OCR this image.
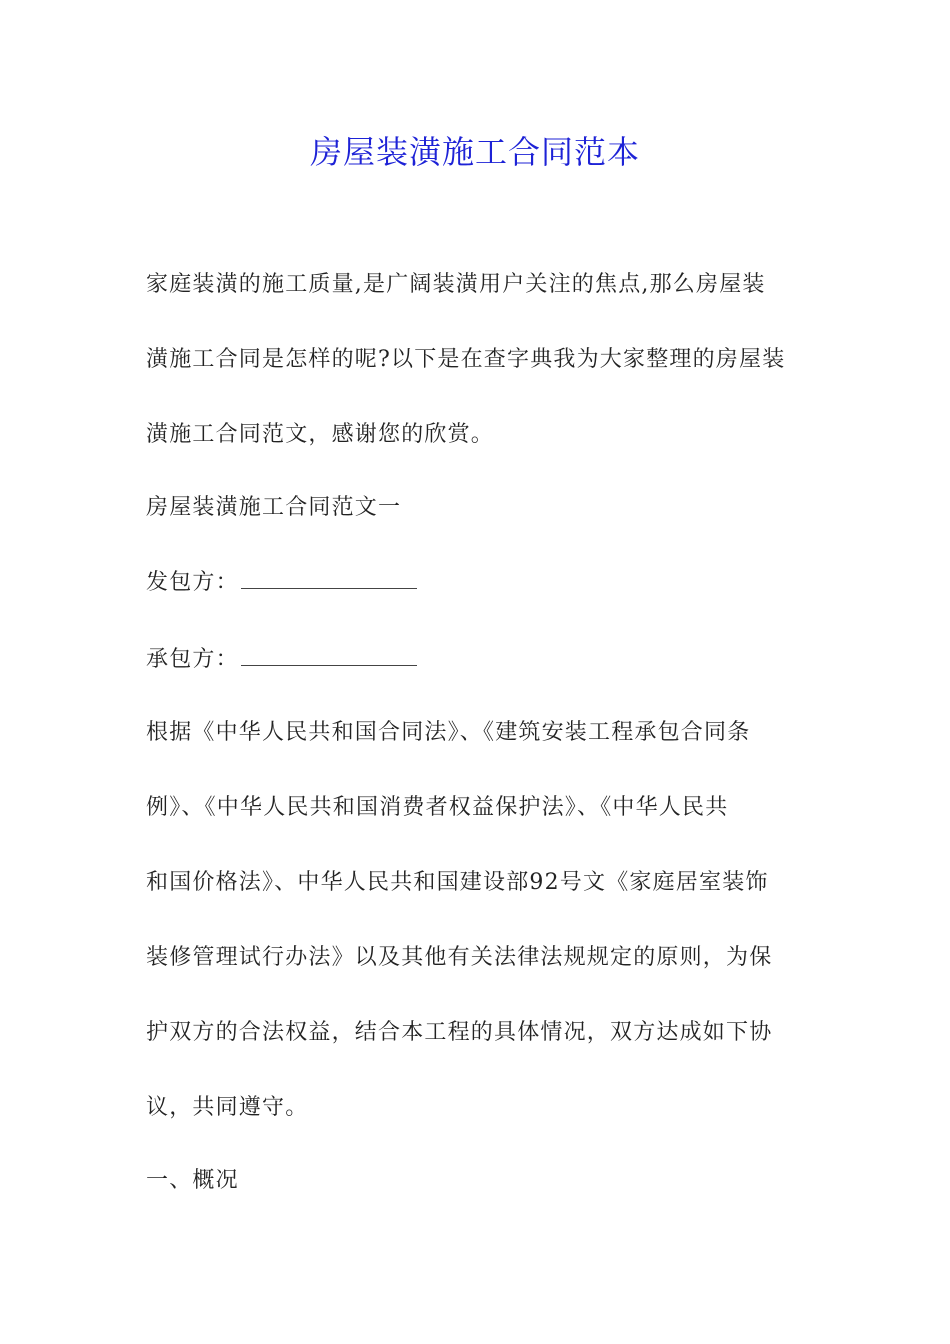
房屋装潢施工合同范本
家庭装潢的施工质量,是广阔装潢用户关注的焦点,那么房屋装
潢施工合同是怎样的呢?以下是在查字典我为大家整理的房屋装
潢施工合同范文，感谢您的欣赏。
房屋装潢施工合同范文一
发包方：
承包方：
根据《中华人民共和国合同法》、《建筑安装工程承包合同条
例》、《中华人民共和国消费者权益保护法》、《中华人民共
和国价格法》、中华人民共和国建设部92号文《家庭居室装饰
装修管理试行办法》以及其他有关法律法规规定的原则，为保
护双方的合法权益，结合本工程的具体情况，双方达成如下协
议，共同遵守。
一、概况
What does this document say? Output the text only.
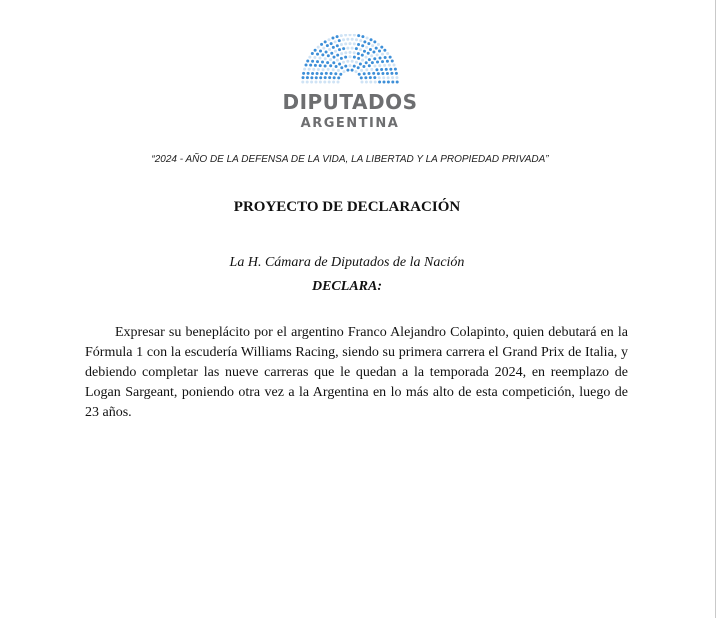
DIPUTADOS
ARGENTINA
“2024 - AÑO DE LA DEFENSA DE LA VIDA, LA LIBERTAD Y LA PROPIEDAD PRIVADA”
PROYECTO DE DECLARACIÓN
La H. Cámara de Diputados de la Nación
DECLARA:

Expresar su beneplácito por el argentino Franco Alejandro Colapinto, quien debutará en la Fórmula 1 con la escudería Williams Racing, siendo su primera carrera el Grand Prix de Italia, y debiendo completar las nueve carreras que le quedan a la temporada 2024, en reemplazo de Logan Sargeant, poniendo otra vez a la Argentina en lo más alto de esta competición, luego de 23 años.
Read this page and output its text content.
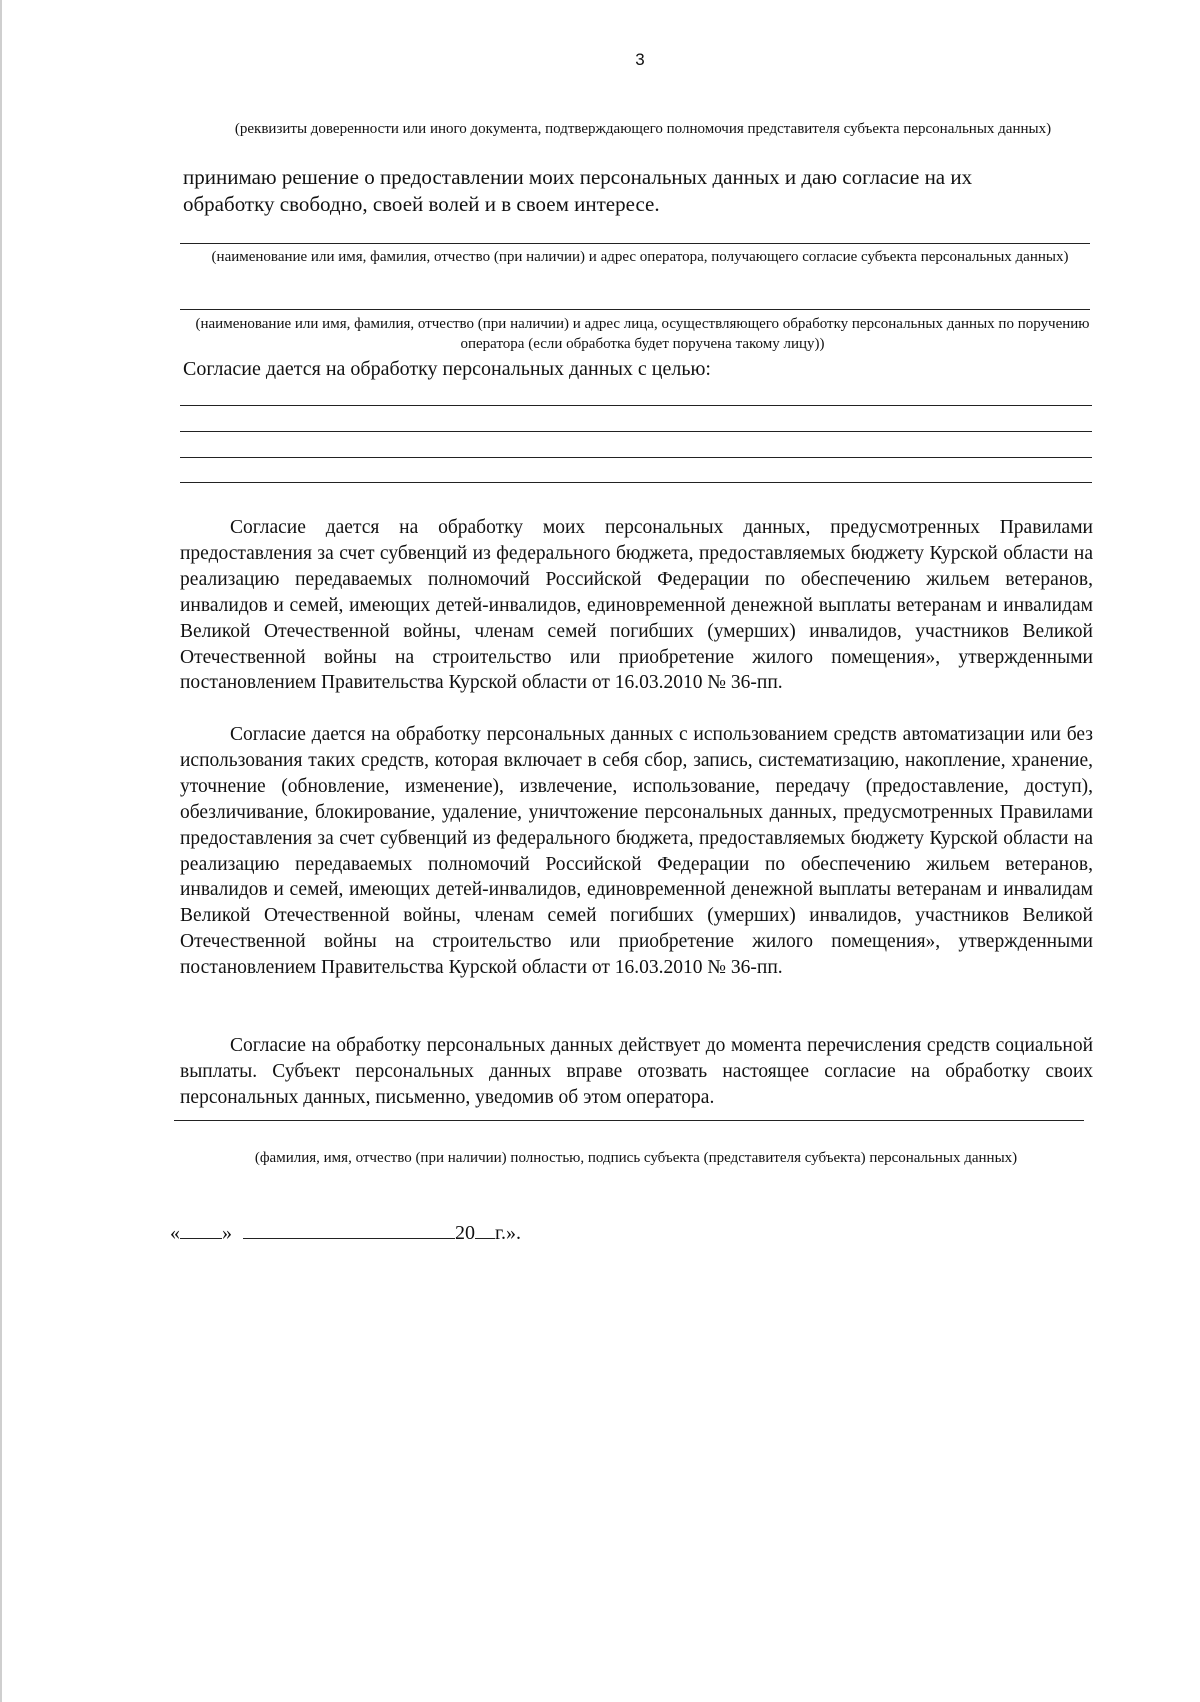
3
(реквизиты доверенности или иного документа, подтверждающего полномочия представителя субъекта персональных данных)
принимаю решение о предоставлении моих персональных данных и даю согласие на их
обработку свободно, своей волей и в своем интересе.
(наименование или имя, фамилия, отчество (при наличии) и адрес оператора, получающего согласие субъекта персональных данных)
(наименование или имя, фамилия, отчество (при наличии) и адрес лица, осуществляющего обработку персональных данных по поручению оператора (если обработка будет поручена такому лицу))
Согласие дается на обработку персональных данных с целью:
Согласие дается на обработку моих персональных данных, предусмотренных Правилами предоставления за счет субвенций из федерального бюджета, предоставляемых бюджету Курской области на реализацию передаваемых полномочий Российской Федерации по обеспечению жильем ветеранов, инвалидов и семей, имеющих детей-инвалидов, единовременной денежной выплаты ветеранам и инвалидам Великой Отечественной войны, членам семей погибших (умерших) инвалидов, участников Великой Отечественной войны на строительство или приобретение жилого помещения», утвержденными постановлением Правительства Курской области от 16.03.2010 № 36-пп.
Согласие дается на обработку персональных данных с использованием средств автоматизации или без использования таких средств, которая включает в себя сбор, запись, систематизацию, накопление, хранение, уточнение (обновление, изменение), извлечение, использование, передачу (предоставление, доступ), обезличивание, блокирование, удаление, уничтожение персональных данных, предусмотренных Правилами предоставления за счет субвенций из федерального бюджета, предоставляемых бюджету Курской области на реализацию передаваемых полномочий Российской Федерации по обеспечению жильем ветеранов, инвалидов и семей, имеющих детей-инвалидов, единовременной денежной выплаты ветеранам и инвалидам Великой Отечественной войны, членам семей погибших (умерших) инвалидов, участников Великой Отечественной войны на строительство или приобретение жилого помещения», утвержденными постановлением Правительства Курской области от 16.03.2010 № 36-пп.
Согласие на обработку персональных данных действует до момента перечисления средств социальной выплаты. Субъект персональных данных вправе отозвать настоящее согласие на обработку своих персональных данных, письменно, уведомив об этом оператора.
(фамилия, имя, отчество (при наличии) полностью, подпись субъекта (представителя субъекта) персональных данных)
« »	20 г.».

**What to do**
Go through the records and show every line with the string "this" in it.

**Answer for the task**
OCR this image.
What does this document say? Output the text only.
Read this page and output its text content.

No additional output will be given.